Your task is to filter the data below down to the lines holding "structured".

**Figure record extracts:**
++++++++++++++++++++
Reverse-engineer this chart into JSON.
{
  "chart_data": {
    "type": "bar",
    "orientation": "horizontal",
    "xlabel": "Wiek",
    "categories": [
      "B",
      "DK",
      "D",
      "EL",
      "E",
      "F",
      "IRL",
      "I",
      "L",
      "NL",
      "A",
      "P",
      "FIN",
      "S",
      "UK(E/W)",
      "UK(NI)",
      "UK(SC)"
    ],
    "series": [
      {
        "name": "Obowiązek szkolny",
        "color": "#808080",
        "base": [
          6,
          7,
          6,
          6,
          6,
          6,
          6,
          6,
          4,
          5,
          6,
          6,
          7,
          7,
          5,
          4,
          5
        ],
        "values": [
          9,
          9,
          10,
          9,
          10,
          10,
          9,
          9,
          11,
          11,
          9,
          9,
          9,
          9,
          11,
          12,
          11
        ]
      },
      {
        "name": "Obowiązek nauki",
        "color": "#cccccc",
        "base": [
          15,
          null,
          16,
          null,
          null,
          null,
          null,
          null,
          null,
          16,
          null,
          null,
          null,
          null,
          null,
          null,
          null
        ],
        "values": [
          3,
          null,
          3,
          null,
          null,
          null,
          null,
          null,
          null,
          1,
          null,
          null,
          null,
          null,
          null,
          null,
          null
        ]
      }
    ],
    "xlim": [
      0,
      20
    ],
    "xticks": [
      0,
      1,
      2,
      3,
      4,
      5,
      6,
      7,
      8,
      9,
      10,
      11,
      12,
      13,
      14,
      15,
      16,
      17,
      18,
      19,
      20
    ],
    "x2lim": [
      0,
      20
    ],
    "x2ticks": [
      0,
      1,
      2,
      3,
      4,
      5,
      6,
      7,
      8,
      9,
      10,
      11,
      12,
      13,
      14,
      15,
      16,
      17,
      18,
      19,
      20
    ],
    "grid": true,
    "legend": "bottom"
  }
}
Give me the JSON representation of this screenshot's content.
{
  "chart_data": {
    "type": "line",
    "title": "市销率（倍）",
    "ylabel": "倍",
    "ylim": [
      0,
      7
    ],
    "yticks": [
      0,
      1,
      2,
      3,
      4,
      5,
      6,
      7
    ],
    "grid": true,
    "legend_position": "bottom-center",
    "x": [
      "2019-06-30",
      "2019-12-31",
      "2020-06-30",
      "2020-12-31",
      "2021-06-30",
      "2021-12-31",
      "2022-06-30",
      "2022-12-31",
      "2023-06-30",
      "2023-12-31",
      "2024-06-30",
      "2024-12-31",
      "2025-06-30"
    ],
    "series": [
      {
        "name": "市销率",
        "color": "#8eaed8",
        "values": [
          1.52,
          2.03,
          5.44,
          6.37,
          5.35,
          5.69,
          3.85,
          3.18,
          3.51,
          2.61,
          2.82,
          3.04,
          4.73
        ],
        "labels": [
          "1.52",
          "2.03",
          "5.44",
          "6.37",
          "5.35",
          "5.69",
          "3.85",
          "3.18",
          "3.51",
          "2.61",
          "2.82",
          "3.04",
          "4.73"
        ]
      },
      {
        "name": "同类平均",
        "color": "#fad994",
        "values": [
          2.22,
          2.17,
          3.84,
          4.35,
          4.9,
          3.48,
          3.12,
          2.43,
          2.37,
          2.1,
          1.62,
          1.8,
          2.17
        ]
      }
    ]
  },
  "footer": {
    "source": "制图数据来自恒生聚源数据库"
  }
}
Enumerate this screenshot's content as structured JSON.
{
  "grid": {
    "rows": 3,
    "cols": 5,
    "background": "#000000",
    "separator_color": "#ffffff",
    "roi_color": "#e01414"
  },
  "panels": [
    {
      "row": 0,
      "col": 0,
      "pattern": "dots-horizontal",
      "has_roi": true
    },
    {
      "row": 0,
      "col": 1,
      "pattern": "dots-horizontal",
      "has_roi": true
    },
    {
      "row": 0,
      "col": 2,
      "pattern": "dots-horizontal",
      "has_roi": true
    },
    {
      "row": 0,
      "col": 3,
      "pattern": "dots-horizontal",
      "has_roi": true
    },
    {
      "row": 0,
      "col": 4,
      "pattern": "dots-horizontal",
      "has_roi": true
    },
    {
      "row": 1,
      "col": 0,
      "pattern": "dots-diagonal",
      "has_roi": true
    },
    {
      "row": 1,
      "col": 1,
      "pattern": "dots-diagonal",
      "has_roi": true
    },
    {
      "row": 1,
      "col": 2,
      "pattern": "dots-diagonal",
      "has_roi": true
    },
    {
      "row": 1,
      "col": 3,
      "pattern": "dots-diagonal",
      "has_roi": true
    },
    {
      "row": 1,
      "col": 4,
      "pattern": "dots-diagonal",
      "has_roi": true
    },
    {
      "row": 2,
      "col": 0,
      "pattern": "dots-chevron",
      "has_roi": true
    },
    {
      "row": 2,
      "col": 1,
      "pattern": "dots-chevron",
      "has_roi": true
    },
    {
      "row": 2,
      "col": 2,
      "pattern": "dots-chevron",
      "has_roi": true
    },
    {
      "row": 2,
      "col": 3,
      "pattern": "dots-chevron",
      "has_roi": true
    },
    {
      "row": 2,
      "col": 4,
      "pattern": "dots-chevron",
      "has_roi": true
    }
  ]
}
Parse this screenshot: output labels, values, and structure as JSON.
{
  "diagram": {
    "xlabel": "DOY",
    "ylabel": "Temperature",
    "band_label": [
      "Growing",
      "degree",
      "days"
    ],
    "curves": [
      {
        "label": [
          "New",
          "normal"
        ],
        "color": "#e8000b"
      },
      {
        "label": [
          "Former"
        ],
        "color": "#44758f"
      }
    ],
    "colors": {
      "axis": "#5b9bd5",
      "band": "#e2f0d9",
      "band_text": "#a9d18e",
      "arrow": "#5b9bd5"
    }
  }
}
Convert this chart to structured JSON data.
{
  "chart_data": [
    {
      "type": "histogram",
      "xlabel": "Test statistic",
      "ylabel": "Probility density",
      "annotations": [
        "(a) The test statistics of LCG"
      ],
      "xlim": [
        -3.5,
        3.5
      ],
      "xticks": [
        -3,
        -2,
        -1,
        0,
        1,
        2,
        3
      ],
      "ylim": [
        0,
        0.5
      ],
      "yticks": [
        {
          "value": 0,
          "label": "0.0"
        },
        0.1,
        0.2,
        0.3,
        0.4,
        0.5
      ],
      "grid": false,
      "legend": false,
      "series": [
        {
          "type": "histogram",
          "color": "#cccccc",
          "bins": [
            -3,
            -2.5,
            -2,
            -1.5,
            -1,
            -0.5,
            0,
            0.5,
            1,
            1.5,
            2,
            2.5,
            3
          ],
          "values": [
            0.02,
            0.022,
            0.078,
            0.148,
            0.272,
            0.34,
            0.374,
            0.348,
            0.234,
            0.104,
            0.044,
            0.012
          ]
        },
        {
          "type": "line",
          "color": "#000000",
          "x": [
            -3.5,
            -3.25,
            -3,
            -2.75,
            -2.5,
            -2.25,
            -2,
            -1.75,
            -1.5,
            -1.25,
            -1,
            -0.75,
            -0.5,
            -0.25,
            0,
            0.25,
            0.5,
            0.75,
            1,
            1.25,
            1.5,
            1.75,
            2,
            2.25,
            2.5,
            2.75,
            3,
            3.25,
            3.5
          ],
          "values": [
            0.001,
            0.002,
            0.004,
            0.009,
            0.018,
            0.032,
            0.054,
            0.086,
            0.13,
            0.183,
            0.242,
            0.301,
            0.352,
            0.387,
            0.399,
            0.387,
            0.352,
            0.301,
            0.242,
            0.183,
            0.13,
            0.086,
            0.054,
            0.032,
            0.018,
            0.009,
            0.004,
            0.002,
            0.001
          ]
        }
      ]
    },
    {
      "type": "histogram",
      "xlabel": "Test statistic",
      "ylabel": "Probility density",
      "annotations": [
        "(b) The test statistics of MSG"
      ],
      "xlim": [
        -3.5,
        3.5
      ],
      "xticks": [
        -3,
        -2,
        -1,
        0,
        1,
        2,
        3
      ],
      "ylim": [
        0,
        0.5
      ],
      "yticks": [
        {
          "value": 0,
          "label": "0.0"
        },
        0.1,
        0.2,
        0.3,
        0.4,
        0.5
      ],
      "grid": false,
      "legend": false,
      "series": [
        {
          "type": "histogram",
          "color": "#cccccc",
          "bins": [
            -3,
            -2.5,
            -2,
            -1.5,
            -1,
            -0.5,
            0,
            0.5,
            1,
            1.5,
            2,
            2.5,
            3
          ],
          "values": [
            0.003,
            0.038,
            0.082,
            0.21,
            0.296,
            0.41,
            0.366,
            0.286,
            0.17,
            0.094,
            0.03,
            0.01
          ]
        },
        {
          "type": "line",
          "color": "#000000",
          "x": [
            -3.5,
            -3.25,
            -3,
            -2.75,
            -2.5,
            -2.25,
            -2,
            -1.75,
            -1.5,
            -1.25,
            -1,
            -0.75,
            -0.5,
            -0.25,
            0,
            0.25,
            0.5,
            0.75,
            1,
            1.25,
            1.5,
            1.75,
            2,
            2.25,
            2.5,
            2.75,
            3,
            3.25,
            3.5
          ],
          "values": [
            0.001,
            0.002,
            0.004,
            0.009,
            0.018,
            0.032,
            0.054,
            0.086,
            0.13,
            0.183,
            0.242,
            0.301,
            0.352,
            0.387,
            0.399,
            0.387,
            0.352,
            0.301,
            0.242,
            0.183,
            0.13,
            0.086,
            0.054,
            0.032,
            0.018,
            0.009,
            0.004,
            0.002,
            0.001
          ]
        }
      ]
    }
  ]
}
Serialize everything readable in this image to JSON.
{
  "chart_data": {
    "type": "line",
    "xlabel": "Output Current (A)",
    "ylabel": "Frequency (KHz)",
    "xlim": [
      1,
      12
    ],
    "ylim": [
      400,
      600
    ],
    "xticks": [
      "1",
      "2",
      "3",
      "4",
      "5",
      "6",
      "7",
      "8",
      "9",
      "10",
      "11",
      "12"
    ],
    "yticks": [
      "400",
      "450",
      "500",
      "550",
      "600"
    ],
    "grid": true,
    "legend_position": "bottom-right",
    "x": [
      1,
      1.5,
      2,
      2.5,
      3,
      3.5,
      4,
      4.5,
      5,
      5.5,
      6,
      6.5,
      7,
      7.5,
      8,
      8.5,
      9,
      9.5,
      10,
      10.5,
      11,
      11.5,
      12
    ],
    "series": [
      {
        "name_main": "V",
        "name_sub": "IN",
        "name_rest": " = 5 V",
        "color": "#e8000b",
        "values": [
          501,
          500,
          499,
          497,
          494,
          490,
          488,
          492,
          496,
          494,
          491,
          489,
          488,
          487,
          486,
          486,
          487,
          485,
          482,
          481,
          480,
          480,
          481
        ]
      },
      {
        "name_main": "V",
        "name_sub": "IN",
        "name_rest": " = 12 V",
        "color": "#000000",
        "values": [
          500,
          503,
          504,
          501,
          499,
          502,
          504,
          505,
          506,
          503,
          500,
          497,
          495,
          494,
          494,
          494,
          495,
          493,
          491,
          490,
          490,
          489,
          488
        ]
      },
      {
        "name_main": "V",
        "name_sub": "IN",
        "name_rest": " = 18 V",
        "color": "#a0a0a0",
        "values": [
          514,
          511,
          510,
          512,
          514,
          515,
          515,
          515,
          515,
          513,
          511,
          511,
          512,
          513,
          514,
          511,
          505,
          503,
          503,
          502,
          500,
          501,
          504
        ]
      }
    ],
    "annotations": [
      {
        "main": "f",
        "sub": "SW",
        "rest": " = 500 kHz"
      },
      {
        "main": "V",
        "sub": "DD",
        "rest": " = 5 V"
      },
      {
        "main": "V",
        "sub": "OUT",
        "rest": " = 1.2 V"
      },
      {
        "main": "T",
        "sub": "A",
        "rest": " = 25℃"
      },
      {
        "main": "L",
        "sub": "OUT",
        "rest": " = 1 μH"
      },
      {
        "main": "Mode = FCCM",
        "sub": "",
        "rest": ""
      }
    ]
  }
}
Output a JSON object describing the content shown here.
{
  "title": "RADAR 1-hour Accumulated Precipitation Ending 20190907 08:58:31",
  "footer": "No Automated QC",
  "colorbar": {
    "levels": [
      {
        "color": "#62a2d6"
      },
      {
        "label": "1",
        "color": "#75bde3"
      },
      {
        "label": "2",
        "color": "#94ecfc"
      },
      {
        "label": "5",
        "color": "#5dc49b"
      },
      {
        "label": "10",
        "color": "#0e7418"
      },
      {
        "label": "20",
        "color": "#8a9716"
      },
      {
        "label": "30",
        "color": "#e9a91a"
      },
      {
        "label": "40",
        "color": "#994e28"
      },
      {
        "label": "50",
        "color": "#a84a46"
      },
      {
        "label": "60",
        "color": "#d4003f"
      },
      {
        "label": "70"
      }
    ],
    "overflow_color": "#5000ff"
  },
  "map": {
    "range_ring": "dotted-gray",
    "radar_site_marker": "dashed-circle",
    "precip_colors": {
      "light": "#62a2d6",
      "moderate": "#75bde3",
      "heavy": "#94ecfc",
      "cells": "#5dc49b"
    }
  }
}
++++++++++++++++++++
**EXERCISE ANSWER:**
Enumerate this screenshot's content as structured JSON.
Convert this chart to structured JSON data.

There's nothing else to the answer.